Stored items from a collection
>>>

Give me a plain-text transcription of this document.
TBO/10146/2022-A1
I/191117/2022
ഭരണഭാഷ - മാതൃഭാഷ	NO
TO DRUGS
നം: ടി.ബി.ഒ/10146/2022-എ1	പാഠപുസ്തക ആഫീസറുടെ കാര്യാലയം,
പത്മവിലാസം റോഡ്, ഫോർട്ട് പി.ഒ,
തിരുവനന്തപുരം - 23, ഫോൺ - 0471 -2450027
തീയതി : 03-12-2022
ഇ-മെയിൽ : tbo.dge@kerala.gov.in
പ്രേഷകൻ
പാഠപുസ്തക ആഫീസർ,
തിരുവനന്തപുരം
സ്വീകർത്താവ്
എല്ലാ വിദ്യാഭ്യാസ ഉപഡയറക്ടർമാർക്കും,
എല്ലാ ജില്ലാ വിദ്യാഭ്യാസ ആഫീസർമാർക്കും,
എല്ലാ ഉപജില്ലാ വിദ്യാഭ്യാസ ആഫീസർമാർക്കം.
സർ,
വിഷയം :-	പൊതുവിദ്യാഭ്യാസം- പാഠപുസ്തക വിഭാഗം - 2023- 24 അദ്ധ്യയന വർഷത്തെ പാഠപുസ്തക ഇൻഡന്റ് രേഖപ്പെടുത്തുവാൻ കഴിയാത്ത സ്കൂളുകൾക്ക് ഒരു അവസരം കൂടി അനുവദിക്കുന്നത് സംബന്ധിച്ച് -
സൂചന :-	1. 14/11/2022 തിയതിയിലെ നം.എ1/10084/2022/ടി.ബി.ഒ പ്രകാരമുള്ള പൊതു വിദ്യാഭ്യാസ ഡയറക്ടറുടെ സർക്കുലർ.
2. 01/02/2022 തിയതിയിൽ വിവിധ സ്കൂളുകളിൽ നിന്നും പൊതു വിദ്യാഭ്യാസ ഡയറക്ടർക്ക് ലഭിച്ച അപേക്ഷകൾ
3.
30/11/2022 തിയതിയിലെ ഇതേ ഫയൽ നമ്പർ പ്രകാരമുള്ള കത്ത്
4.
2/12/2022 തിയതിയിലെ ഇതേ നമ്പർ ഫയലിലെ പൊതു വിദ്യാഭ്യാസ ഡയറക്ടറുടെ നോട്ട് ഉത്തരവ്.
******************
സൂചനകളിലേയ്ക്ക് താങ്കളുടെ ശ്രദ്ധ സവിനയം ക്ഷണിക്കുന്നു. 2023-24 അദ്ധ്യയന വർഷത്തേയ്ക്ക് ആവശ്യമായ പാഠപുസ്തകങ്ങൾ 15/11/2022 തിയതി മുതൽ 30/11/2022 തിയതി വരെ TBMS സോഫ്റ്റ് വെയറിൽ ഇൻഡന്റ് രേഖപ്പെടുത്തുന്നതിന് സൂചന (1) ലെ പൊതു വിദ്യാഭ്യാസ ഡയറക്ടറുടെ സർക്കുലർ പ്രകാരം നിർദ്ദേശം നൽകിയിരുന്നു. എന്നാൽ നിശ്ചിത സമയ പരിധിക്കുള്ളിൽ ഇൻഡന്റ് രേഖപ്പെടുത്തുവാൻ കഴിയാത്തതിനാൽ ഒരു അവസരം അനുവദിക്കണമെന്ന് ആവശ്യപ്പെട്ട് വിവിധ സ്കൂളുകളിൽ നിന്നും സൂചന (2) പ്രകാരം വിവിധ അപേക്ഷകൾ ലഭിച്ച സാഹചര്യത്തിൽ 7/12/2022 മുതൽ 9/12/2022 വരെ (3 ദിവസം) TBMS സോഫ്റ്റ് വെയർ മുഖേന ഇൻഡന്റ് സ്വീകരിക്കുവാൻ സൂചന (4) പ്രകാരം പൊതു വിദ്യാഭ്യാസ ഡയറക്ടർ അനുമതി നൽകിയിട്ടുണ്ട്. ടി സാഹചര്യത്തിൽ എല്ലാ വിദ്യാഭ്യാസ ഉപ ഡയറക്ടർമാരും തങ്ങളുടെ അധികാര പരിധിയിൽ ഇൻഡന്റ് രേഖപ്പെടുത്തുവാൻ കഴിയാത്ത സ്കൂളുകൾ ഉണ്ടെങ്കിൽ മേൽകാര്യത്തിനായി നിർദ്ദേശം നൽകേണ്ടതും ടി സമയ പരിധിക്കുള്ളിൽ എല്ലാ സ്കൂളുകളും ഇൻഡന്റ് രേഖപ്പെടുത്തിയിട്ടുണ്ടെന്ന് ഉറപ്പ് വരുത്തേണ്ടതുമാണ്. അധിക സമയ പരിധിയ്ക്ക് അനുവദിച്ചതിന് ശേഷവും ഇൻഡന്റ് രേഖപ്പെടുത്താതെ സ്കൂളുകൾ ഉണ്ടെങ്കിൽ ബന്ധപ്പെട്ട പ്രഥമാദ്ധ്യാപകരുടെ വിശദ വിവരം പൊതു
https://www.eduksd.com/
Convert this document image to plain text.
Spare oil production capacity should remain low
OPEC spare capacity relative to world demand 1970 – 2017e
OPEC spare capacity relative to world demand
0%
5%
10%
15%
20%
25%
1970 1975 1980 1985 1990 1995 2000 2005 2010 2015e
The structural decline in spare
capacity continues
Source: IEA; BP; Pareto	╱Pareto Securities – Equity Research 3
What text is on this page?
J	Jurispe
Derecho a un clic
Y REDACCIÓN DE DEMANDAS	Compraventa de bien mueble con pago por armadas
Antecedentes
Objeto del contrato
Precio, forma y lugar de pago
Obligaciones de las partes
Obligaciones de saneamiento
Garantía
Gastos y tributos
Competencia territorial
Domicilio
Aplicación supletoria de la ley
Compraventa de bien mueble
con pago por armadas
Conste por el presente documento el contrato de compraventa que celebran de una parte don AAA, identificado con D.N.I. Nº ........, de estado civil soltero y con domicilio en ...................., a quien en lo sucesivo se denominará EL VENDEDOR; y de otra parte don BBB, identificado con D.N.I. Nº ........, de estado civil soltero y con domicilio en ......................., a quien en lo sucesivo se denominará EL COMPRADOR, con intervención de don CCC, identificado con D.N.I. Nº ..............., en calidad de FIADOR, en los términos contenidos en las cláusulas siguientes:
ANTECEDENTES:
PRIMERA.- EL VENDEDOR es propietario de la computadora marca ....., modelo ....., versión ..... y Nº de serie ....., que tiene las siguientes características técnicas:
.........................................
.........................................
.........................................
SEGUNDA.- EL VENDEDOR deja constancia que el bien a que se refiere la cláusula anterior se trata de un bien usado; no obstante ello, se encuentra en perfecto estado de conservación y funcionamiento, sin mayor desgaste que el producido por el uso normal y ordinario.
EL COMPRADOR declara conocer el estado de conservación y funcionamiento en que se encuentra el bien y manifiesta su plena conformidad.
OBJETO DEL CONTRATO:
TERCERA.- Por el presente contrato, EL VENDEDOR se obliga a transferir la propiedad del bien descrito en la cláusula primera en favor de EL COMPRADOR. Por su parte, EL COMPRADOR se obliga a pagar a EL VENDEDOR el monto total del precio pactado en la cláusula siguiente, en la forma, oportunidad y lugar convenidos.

<<<

## Directive
Reproduce each record shown above without altering a single word.

## Response to the exercise
Give me a plain-text transcription of this document.
TBO/10146/2022-A1
I/191117/2022
ഭരണഭാഷ - മാതൃഭാഷ	NO
TO DRUGS
നം: ടി.ബി.ഒ/10146/2022-എ1	പാഠപുസ്തക ആഫീസറുടെ കാര്യാലയം,
പത്മവിലാസം റോഡ്, ഫോർട്ട് പി.ഒ,
തിരുവനന്തപുരം - 23, ഫോൺ - 0471 -2450027
തീയതി : 03-12-2022
ഇ-മെയിൽ : tbo.dge@kerala.gov.in
പ്രേഷകൻ
പാഠപുസ്തക ആഫീസർ,
തിരുവനന്തപുരം
സ്വീകർത്താവ്
എല്ലാ വിദ്യാഭ്യാസ ഉപഡയറക്ടർമാർക്കും,
എല്ലാ ജില്ലാ വിദ്യാഭ്യാസ ആഫീസർമാർക്കും,
എല്ലാ ഉപജില്ലാ വിദ്യാഭ്യാസ ആഫീസർമാർക്കം.
സർ,
വിഷയം :-	പൊതുവിദ്യാഭ്യാസം- പാഠപുസ്തക വിഭാഗം - 2023- 24 അദ്ധ്യയന വർഷത്തെ പാഠപുസ്തക ഇൻഡന്റ് രേഖപ്പെടുത്തുവാൻ കഴിയാത്ത സ്കൂളുകൾക്ക് ഒരു അവസരം കൂടി അനുവദിക്കുന്നത് സംബന്ധിച്ച് -
സൂചന :-	1. 14/11/2022 തിയതിയിലെ നം.എ1/10084/2022/ടി.ബി.ഒ പ്രകാരമുള്ള പൊതു വിദ്യാഭ്യാസ ഡയറക്ടറുടെ സർക്കുലർ.
2. 01/02/2022 തിയതിയിൽ വിവിധ സ്കൂളുകളിൽ നിന്നും പൊതു വിദ്യാഭ്യാസ ഡയറക്ടർക്ക് ലഭിച്ച അപേക്ഷകൾ
3.
30/11/2022 തിയതിയിലെ ഇതേ ഫയൽ നമ്പർ പ്രകാരമുള്ള കത്ത്
4.
2/12/2022 തിയതിയിലെ ഇതേ നമ്പർ ഫയലിലെ പൊതു വിദ്യാഭ്യാസ ഡയറക്ടറുടെ നോട്ട് ഉത്തരവ്.
******************
സൂചനകളിലേയ്ക്ക് താങ്കളുടെ ശ്രദ്ധ സവിനയം ക്ഷണിക്കുന്നു. 2023-24 അദ്ധ്യയന വർഷത്തേയ്ക്ക് ആവശ്യമായ പാഠപുസ്തകങ്ങൾ 15/11/2022 തിയതി മുതൽ 30/11/2022 തിയതി വരെ TBMS സോഫ്റ്റ് വെയറിൽ ഇൻഡന്റ് രേഖപ്പെടുത്തുന്നതിന് സൂചന (1) ലെ പൊതു വിദ്യാഭ്യാസ ഡയറക്ടറുടെ സർക്കുലർ പ്രകാരം നിർദ്ദേശം നൽകിയിരുന്നു. എന്നാൽ നിശ്ചിത സമയ പരിധിക്കുള്ളിൽ ഇൻഡന്റ് രേഖപ്പെടുത്തുവാൻ കഴിയാത്തതിനാൽ ഒരു അവസരം അനുവദിക്കണമെന്ന് ആവശ്യപ്പെട്ട് വിവിധ സ്കൂളുകളിൽ നിന്നും സൂചന (2) പ്രകാരം വിവിധ അപേക്ഷകൾ ലഭിച്ച സാഹചര്യത്തിൽ 7/12/2022 മുതൽ 9/12/2022 വരെ (3 ദിവസം) TBMS സോഫ്റ്റ് വെയർ മുഖേന ഇൻഡന്റ് സ്വീകരിക്കുവാൻ സൂചന (4) പ്രകാരം പൊതു വിദ്യാഭ്യാസ ഡയറക്ടർ അനുമതി നൽകിയിട്ടുണ്ട്. ടി സാഹചര്യത്തിൽ എല്ലാ വിദ്യാഭ്യാസ ഉപ ഡയറക്ടർമാരും തങ്ങളുടെ അധികാര പരിധിയിൽ ഇൻഡന്റ് രേഖപ്പെടുത്തുവാൻ കഴിയാത്ത സ്കൂളുകൾ ഉണ്ടെങ്കിൽ മേൽകാര്യത്തിനായി നിർദ്ദേശം നൽകേണ്ടതും ടി സമയ പരിധിക്കുള്ളിൽ എല്ലാ സ്കൂളുകളും ഇൻഡന്റ് രേഖപ്പെടുത്തിയിട്ടുണ്ടെന്ന് ഉറപ്പ് വരുത്തേണ്ടതുമാണ്. അധിക സമയ പരിധിയ്ക്ക് അനുവദിച്ചതിന് ശേഷവും ഇൻഡന്റ് രേഖപ്പെടുത്താതെ സ്കൂളുകൾ ഉണ്ടെങ്കിൽ ബന്ധപ്പെട്ട പ്രഥമാദ്ധ്യാപകരുടെ വിശദ വിവരം പൊതു
https://www.eduksd.com/
Convert this document image to plain text.
Spare oil production capacity should remain low
OPEC spare capacity relative to world demand 1970 – 2017e
OPEC spare capacity relative to world demand
0%
5%
10%
15%
20%
25%
1970 1975 1980 1985 1990 1995 2000 2005 2010 2015e
The structural decline in spare
capacity continues
Source: IEA; BP; Pareto	╱Pareto Securities – Equity Research 3
What text is on this page?
J	Jurispe
Derecho a un clic
Y REDACCIÓN DE DEMANDAS	Compraventa de bien mueble con pago por armadas
Antecedentes
Objeto del contrato
Precio, forma y lugar de pago
Obligaciones de las partes
Obligaciones de saneamiento
Garantía
Gastos y tributos
Competencia territorial
Domicilio
Aplicación supletoria de la ley
Compraventa de bien mueble
con pago por armadas
Conste por el presente documento el contrato de compraventa que celebran de una parte don AAA, identificado con D.N.I. Nº ........, de estado civil soltero y con domicilio en ...................., a quien en lo sucesivo se denominará EL VENDEDOR; y de otra parte don BBB, identificado con D.N.I. Nº ........, de estado civil soltero y con domicilio en ......................., a quien en lo sucesivo se denominará EL COMPRADOR, con intervención de don CCC, identificado con D.N.I. Nº ..............., en calidad de FIADOR, en los términos contenidos en las cláusulas siguientes:
ANTECEDENTES:
PRIMERA.- EL VENDEDOR es propietario de la computadora marca ....., modelo ....., versión ..... y Nº de serie ....., que tiene las siguientes características técnicas:
.........................................
.........................................
.........................................
SEGUNDA.- EL VENDEDOR deja constancia que el bien a que se refiere la cláusula anterior se trata de un bien usado; no obstante ello, se encuentra en perfecto estado de conservación y funcionamiento, sin mayor desgaste que el producido por el uso normal y ordinario.
EL COMPRADOR declara conocer el estado de conservación y funcionamiento en que se encuentra el bien y manifiesta su plena conformidad.
OBJETO DEL CONTRATO:
TERCERA.- Por el presente contrato, EL VENDEDOR se obliga a transferir la propiedad del bien descrito en la cláusula primera en favor de EL COMPRADOR. Por su parte, EL COMPRADOR se obliga a pagar a EL VENDEDOR el monto total del precio pactado en la cláusula siguiente, en la forma, oportunidad y lugar convenidos.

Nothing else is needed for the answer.